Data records
===
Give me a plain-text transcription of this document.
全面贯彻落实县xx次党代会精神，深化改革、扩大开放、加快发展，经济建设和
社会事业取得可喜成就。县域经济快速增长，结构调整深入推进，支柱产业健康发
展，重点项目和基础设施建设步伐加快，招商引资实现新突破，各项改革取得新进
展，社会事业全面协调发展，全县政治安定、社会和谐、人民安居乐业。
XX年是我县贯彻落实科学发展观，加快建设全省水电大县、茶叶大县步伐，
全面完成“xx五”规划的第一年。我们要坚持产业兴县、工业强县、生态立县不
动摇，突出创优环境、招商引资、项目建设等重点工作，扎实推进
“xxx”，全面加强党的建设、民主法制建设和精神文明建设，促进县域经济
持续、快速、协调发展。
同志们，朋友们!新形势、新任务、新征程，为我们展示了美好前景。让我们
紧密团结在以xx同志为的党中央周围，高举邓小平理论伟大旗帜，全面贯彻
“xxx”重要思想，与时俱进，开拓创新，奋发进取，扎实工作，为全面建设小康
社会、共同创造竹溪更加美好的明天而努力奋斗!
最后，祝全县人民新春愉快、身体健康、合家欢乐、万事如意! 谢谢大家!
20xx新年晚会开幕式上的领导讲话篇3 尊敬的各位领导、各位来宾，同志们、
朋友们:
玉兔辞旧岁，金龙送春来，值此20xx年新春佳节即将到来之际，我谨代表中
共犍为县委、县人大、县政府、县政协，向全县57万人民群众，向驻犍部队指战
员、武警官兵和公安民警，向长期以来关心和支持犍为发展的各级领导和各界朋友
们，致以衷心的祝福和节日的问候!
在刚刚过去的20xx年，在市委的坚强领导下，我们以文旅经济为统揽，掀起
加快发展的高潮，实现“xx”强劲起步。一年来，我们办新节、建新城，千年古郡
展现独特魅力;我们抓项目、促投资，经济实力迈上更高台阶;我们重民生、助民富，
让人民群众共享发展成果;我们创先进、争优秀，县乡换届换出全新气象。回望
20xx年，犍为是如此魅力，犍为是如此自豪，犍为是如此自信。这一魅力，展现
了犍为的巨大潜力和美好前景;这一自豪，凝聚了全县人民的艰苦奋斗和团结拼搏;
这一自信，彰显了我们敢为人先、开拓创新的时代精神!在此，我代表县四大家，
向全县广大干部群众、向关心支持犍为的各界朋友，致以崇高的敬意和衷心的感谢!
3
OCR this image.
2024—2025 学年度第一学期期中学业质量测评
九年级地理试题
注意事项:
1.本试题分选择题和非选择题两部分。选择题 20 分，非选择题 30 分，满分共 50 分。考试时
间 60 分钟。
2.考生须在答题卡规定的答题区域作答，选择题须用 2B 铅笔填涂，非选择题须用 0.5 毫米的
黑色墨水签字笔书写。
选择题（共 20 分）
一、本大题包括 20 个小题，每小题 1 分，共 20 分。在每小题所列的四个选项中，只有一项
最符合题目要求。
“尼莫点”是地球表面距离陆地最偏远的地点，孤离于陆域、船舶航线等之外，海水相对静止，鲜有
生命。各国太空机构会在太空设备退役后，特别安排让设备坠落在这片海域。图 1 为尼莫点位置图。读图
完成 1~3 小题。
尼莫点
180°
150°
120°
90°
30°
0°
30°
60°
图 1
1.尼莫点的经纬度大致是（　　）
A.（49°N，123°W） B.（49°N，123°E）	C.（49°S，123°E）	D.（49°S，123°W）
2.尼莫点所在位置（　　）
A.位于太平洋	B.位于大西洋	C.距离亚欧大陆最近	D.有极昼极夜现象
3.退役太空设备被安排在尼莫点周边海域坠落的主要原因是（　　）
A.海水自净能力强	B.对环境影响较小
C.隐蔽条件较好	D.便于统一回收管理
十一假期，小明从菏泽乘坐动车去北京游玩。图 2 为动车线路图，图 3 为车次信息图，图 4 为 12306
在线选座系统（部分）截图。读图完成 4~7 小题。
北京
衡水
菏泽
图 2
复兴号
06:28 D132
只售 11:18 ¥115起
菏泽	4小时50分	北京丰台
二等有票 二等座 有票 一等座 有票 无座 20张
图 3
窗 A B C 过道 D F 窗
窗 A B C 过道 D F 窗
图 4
===
*Task requirements:*
Transcribe every record above exactly as it appears.

*Expected output:*
Give me a plain-text transcription of this document.
全面贯彻落实县xx次党代会精神，深化改革、扩大开放、加快发展，经济建设和
社会事业取得可喜成就。县域经济快速增长，结构调整深入推进，支柱产业健康发
展，重点项目和基础设施建设步伐加快，招商引资实现新突破，各项改革取得新进
展，社会事业全面协调发展，全县政治安定、社会和谐、人民安居乐业。
XX年是我县贯彻落实科学发展观，加快建设全省水电大县、茶叶大县步伐，
全面完成“xx五”规划的第一年。我们要坚持产业兴县、工业强县、生态立县不
动摇，突出创优环境、招商引资、项目建设等重点工作，扎实推进
“xxx”，全面加强党的建设、民主法制建设和精神文明建设，促进县域经济
持续、快速、协调发展。
同志们，朋友们!新形势、新任务、新征程，为我们展示了美好前景。让我们
紧密团结在以xx同志为的党中央周围，高举邓小平理论伟大旗帜，全面贯彻
“xxx”重要思想，与时俱进，开拓创新，奋发进取，扎实工作，为全面建设小康
社会、共同创造竹溪更加美好的明天而努力奋斗!
最后，祝全县人民新春愉快、身体健康、合家欢乐、万事如意! 谢谢大家!
20xx新年晚会开幕式上的领导讲话篇3 尊敬的各位领导、各位来宾，同志们、
朋友们:
玉兔辞旧岁，金龙送春来，值此20xx年新春佳节即将到来之际，我谨代表中
共犍为县委、县人大、县政府、县政协，向全县57万人民群众，向驻犍部队指战
员、武警官兵和公安民警，向长期以来关心和支持犍为发展的各级领导和各界朋友
们，致以衷心的祝福和节日的问候!
在刚刚过去的20xx年，在市委的坚强领导下，我们以文旅经济为统揽，掀起
加快发展的高潮，实现“xx”强劲起步。一年来，我们办新节、建新城，千年古郡
展现独特魅力;我们抓项目、促投资，经济实力迈上更高台阶;我们重民生、助民富，
让人民群众共享发展成果;我们创先进、争优秀，县乡换届换出全新气象。回望
20xx年，犍为是如此魅力，犍为是如此自豪，犍为是如此自信。这一魅力，展现
了犍为的巨大潜力和美好前景;这一自豪，凝聚了全县人民的艰苦奋斗和团结拼搏;
这一自信，彰显了我们敢为人先、开拓创新的时代精神!在此，我代表县四大家，
向全县广大干部群众、向关心支持犍为的各界朋友，致以崇高的敬意和衷心的感谢!
3
OCR this image.
2024—2025 学年度第一学期期中学业质量测评
九年级地理试题
注意事项:
1.本试题分选择题和非选择题两部分。选择题 20 分，非选择题 30 分，满分共 50 分。考试时
间 60 分钟。
2.考生须在答题卡规定的答题区域作答，选择题须用 2B 铅笔填涂，非选择题须用 0.5 毫米的
黑色墨水签字笔书写。
选择题（共 20 分）
一、本大题包括 20 个小题，每小题 1 分，共 20 分。在每小题所列的四个选项中，只有一项
最符合题目要求。
“尼莫点”是地球表面距离陆地最偏远的地点，孤离于陆域、船舶航线等之外，海水相对静止，鲜有
生命。各国太空机构会在太空设备退役后，特别安排让设备坠落在这片海域。图 1 为尼莫点位置图。读图
完成 1~3 小题。
尼莫点
180°
150°
120°
90°
30°
0°
30°
60°
图 1
1.尼莫点的经纬度大致是（　　）
A.（49°N，123°W） B.（49°N，123°E）	C.（49°S，123°E）	D.（49°S，123°W）
2.尼莫点所在位置（　　）
A.位于太平洋	B.位于大西洋	C.距离亚欧大陆最近	D.有极昼极夜现象
3.退役太空设备被安排在尼莫点周边海域坠落的主要原因是（　　）
A.海水自净能力强	B.对环境影响较小
C.隐蔽条件较好	D.便于统一回收管理
十一假期，小明从菏泽乘坐动车去北京游玩。图 2 为动车线路图，图 3 为车次信息图，图 4 为 12306
在线选座系统（部分）截图。读图完成 4~7 小题。
北京
衡水
菏泽
图 2
复兴号
06:28 D132
只售 11:18 ¥115起
菏泽	4小时50分	北京丰台
二等有票 二等座 有票 一等座 有票 无座 20张
图 3
窗 A B C 过道 D F 窗
窗 A B C 过道 D F 窗
图 4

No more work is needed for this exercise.